Exercise brief
Output every record word for word.

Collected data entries
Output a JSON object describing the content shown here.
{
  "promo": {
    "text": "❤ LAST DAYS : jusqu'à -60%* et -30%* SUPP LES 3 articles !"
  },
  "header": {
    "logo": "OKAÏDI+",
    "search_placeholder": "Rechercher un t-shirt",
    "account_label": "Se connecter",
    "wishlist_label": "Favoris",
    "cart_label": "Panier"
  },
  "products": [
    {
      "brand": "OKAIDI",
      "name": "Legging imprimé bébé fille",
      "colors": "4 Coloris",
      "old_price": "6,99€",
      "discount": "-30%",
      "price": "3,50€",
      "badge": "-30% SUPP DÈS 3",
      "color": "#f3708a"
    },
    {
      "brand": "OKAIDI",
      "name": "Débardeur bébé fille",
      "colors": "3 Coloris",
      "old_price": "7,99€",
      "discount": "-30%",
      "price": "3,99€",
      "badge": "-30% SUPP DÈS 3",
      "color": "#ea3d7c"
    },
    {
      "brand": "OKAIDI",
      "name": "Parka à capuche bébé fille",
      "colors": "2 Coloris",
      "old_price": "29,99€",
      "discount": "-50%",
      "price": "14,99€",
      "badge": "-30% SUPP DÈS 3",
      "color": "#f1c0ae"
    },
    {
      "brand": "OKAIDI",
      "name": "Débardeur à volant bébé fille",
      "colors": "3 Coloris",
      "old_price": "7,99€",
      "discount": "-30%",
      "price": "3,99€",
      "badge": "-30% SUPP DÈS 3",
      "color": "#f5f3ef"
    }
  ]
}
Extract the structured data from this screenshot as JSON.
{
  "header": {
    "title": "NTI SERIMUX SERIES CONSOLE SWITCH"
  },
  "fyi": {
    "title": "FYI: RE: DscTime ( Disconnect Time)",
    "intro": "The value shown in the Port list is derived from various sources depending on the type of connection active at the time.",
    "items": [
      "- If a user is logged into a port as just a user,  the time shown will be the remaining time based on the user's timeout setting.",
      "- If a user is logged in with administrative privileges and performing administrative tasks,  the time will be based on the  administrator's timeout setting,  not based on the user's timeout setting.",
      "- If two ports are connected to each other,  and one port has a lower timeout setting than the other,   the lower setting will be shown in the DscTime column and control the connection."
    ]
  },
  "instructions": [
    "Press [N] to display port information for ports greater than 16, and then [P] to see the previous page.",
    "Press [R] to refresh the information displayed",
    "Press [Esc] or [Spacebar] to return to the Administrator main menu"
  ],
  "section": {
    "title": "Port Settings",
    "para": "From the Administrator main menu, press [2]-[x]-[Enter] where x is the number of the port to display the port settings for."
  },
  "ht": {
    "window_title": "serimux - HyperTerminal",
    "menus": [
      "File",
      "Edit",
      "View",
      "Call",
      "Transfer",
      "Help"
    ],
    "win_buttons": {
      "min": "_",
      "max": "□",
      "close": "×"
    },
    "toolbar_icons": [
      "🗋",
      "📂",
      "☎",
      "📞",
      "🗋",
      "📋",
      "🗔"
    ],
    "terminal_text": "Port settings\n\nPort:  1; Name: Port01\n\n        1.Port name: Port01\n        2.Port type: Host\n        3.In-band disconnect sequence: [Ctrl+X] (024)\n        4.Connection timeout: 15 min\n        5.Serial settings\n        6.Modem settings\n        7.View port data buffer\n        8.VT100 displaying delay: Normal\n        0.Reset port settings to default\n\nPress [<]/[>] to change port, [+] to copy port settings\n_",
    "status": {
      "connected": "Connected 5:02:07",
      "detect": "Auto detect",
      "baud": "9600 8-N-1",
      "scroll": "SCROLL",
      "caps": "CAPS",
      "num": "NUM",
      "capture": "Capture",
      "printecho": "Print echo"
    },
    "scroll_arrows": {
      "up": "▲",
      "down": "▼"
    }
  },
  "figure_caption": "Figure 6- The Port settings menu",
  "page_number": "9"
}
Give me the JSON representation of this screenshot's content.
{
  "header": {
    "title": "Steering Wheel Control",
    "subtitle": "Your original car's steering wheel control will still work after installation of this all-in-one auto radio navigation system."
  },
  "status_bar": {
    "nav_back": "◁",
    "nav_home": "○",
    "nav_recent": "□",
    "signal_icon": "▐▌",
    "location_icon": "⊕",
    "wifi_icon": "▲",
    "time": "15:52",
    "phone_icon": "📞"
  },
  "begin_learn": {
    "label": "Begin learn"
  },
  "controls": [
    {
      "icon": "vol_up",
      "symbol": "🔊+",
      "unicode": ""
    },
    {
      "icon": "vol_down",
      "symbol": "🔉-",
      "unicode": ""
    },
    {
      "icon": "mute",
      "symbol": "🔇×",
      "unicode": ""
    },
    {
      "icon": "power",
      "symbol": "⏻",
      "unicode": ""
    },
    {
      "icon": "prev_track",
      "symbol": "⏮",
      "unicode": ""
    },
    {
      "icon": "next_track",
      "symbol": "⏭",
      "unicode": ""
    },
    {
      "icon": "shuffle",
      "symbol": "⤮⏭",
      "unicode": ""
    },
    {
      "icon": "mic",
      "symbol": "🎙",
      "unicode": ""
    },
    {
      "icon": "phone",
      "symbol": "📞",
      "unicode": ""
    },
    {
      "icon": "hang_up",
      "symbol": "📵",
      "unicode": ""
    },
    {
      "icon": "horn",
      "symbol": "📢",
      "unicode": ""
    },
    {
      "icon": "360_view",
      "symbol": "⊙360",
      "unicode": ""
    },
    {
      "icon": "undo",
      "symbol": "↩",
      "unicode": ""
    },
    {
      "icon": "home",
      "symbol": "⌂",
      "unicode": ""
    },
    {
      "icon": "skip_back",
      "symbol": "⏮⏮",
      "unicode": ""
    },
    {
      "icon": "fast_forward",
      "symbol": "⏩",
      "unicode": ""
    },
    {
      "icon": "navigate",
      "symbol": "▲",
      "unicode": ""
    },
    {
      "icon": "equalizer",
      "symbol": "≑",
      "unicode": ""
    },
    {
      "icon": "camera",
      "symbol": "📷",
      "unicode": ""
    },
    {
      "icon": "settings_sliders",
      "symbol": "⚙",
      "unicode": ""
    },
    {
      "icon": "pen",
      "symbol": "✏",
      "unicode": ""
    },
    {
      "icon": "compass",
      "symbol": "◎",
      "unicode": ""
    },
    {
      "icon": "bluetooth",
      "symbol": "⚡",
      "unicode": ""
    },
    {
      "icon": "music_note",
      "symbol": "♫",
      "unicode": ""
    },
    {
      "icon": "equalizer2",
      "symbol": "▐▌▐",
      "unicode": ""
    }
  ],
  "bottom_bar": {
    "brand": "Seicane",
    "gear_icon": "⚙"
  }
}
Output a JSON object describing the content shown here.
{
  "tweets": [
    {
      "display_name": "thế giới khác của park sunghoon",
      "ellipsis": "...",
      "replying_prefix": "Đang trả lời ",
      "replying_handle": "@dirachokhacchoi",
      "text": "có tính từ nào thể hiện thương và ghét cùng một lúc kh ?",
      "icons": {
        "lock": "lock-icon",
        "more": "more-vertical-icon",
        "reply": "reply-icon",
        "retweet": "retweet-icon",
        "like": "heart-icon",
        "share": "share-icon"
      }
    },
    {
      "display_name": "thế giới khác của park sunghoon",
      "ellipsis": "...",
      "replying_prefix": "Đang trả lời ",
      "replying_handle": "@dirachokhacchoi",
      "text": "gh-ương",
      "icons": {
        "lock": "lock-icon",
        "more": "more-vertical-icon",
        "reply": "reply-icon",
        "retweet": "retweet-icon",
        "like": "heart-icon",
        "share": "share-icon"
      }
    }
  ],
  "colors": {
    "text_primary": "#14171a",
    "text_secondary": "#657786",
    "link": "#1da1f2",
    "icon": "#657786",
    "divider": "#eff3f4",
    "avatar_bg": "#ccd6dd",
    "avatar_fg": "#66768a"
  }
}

Written answer
Output a JSON object describing the content shown here.
{
  "promo": {
    "text": "❤ LAST DAYS : jusqu'à -60%* et -30%* SUPP LES 3 articles !"
  },
  "header": {
    "logo": "OKAÏDI+",
    "search_placeholder": "Rechercher un t-shirt",
    "account_label": "Se connecter",
    "wishlist_label": "Favoris",
    "cart_label": "Panier"
  },
  "products": [
    {
      "brand": "OKAIDI",
      "name": "Legging imprimé bébé fille",
      "colors": "4 Coloris",
      "old_price": "6,99€",
      "discount": "-30%",
      "price": "3,50€",
      "badge": "-30% SUPP DÈS 3",
      "color": "#f3708a"
    },
    {
      "brand": "OKAIDI",
      "name": "Débardeur bébé fille",
      "colors": "3 Coloris",
      "old_price": "7,99€",
      "discount": "-30%",
      "price": "3,99€",
      "badge": "-30% SUPP DÈS 3",
      "color": "#ea3d7c"
    },
    {
      "brand": "OKAIDI",
      "name": "Parka à capuche bébé fille",
      "colors": "2 Coloris",
      "old_price": "29,99€",
      "discount": "-50%",
      "price": "14,99€",
      "badge": "-30% SUPP DÈS 3",
      "color": "#f1c0ae"
    },
    {
      "brand": "OKAIDI",
      "name": "Débardeur à volant bébé fille",
      "colors": "3 Coloris",
      "old_price": "7,99€",
      "discount": "-30%",
      "price": "3,99€",
      "badge": "-30% SUPP DÈS 3",
      "color": "#f5f3ef"
    }
  ]
}
Extract the structured data from this screenshot as JSON.
{
  "header": {
    "title": "NTI SERIMUX SERIES CONSOLE SWITCH"
  },
  "fyi": {
    "title": "FYI: RE: DscTime ( Disconnect Time)",
    "intro": "The value shown in the Port list is derived from various sources depending on the type of connection active at the time.",
    "items": [
      "- If a user is logged into a port as just a user,  the time shown will be the remaining time based on the user's timeout setting.",
      "- If a user is logged in with administrative privileges and performing administrative tasks,  the time will be based on the  administrator's timeout setting,  not based on the user's timeout setting.",
      "- If two ports are connected to each other,  and one port has a lower timeout setting than the other,   the lower setting will be shown in the DscTime column and control the connection."
    ]
  },
  "instructions": [
    "Press [N] to display port information for ports greater than 16, and then [P] to see the previous page.",
    "Press [R] to refresh the information displayed",
    "Press [Esc] or [Spacebar] to return to the Administrator main menu"
  ],
  "section": {
    "title": "Port Settings",
    "para": "From the Administrator main menu, press [2]-[x]-[Enter] where x is the number of the port to display the port settings for."
  },
  "ht": {
    "window_title": "serimux - HyperTerminal",
    "menus": [
      "File",
      "Edit",
      "View",
      "Call",
      "Transfer",
      "Help"
    ],
    "win_buttons": {
      "min": "_",
      "max": "□",
      "close": "×"
    },
    "toolbar_icons": [
      "🗋",
      "📂",
      "☎",
      "📞",
      "🗋",
      "📋",
      "🗔"
    ],
    "terminal_text": "Port settings\n\nPort:  1; Name: Port01\n\n        1.Port name: Port01\n        2.Port type: Host\n        3.In-band disconnect sequence: [Ctrl+X] (024)\n        4.Connection timeout: 15 min\n        5.Serial settings\n        6.Modem settings\n        7.View port data buffer\n        8.VT100 displaying delay: Normal\n        0.Reset port settings to default\n\nPress [<]/[>] to change port, [+] to copy port settings\n_",
    "status": {
      "connected": "Connected 5:02:07",
      "detect": "Auto detect",
      "baud": "9600 8-N-1",
      "scroll": "SCROLL",
      "caps": "CAPS",
      "num": "NUM",
      "capture": "Capture",
      "printecho": "Print echo"
    },
    "scroll_arrows": {
      "up": "▲",
      "down": "▼"
    }
  },
  "figure_caption": "Figure 6- The Port settings menu",
  "page_number": "9"
}
Give me the JSON representation of this screenshot's content.
{
  "header": {
    "title": "Steering Wheel Control",
    "subtitle": "Your original car's steering wheel control will still work after installation of this all-in-one auto radio navigation system."
  },
  "status_bar": {
    "nav_back": "◁",
    "nav_home": "○",
    "nav_recent": "□",
    "signal_icon": "▐▌",
    "location_icon": "⊕",
    "wifi_icon": "▲",
    "time": "15:52",
    "phone_icon": "📞"
  },
  "begin_learn": {
    "label": "Begin learn"
  },
  "controls": [
    {
      "icon": "vol_up",
      "symbol": "🔊+",
      "unicode": ""
    },
    {
      "icon": "vol_down",
      "symbol": "🔉-",
      "unicode": ""
    },
    {
      "icon": "mute",
      "symbol": "🔇×",
      "unicode": ""
    },
    {
      "icon": "power",
      "symbol": "⏻",
      "unicode": ""
    },
    {
      "icon": "prev_track",
      "symbol": "⏮",
      "unicode": ""
    },
    {
      "icon": "next_track",
      "symbol": "⏭",
      "unicode": ""
    },
    {
      "icon": "shuffle",
      "symbol": "⤮⏭",
      "unicode": ""
    },
    {
      "icon": "mic",
      "symbol": "🎙",
      "unicode": ""
    },
    {
      "icon": "phone",
      "symbol": "📞",
      "unicode": ""
    },
    {
      "icon": "hang_up",
      "symbol": "📵",
      "unicode": ""
    },
    {
      "icon": "horn",
      "symbol": "📢",
      "unicode": ""
    },
    {
      "icon": "360_view",
      "symbol": "⊙360",
      "unicode": ""
    },
    {
      "icon": "undo",
      "symbol": "↩",
      "unicode": ""
    },
    {
      "icon": "home",
      "symbol": "⌂",
      "unicode": ""
    },
    {
      "icon": "skip_back",
      "symbol": "⏮⏮",
      "unicode": ""
    },
    {
      "icon": "fast_forward",
      "symbol": "⏩",
      "unicode": ""
    },
    {
      "icon": "navigate",
      "symbol": "▲",
      "unicode": ""
    },
    {
      "icon": "equalizer",
      "symbol": "≑",
      "unicode": ""
    },
    {
      "icon": "camera",
      "symbol": "📷",
      "unicode": ""
    },
    {
      "icon": "settings_sliders",
      "symbol": "⚙",
      "unicode": ""
    },
    {
      "icon": "pen",
      "symbol": "✏",
      "unicode": ""
    },
    {
      "icon": "compass",
      "symbol": "◎",
      "unicode": ""
    },
    {
      "icon": "bluetooth",
      "symbol": "⚡",
      "unicode": ""
    },
    {
      "icon": "music_note",
      "symbol": "♫",
      "unicode": ""
    },
    {
      "icon": "equalizer2",
      "symbol": "▐▌▐",
      "unicode": ""
    }
  ],
  "bottom_bar": {
    "brand": "Seicane",
    "gear_icon": "⚙"
  }
}
Output a JSON object describing the content shown here.
{
  "tweets": [
    {
      "display_name": "thế giới khác của park sunghoon",
      "ellipsis": "...",
      "replying_prefix": "Đang trả lời ",
      "replying_handle": "@dirachokhacchoi",
      "text": "có tính từ nào thể hiện thương và ghét cùng một lúc kh ?",
      "icons": {
        "lock": "lock-icon",
        "more": "more-vertical-icon",
        "reply": "reply-icon",
        "retweet": "retweet-icon",
        "like": "heart-icon",
        "share": "share-icon"
      }
    },
    {
      "display_name": "thế giới khác của park sunghoon",
      "ellipsis": "...",
      "replying_prefix": "Đang trả lời ",
      "replying_handle": "@dirachokhacchoi",
      "text": "gh-ương",
      "icons": {
        "lock": "lock-icon",
        "more": "more-vertical-icon",
        "reply": "reply-icon",
        "retweet": "retweet-icon",
        "like": "heart-icon",
        "share": "share-icon"
      }
    }
  ],
  "colors": {
    "text_primary": "#14171a",
    "text_secondary": "#657786",
    "link": "#1da1f2",
    "icon": "#657786",
    "divider": "#eff3f4",
    "avatar_bg": "#ccd6dd",
    "avatar_fg": "#66768a"
  }
}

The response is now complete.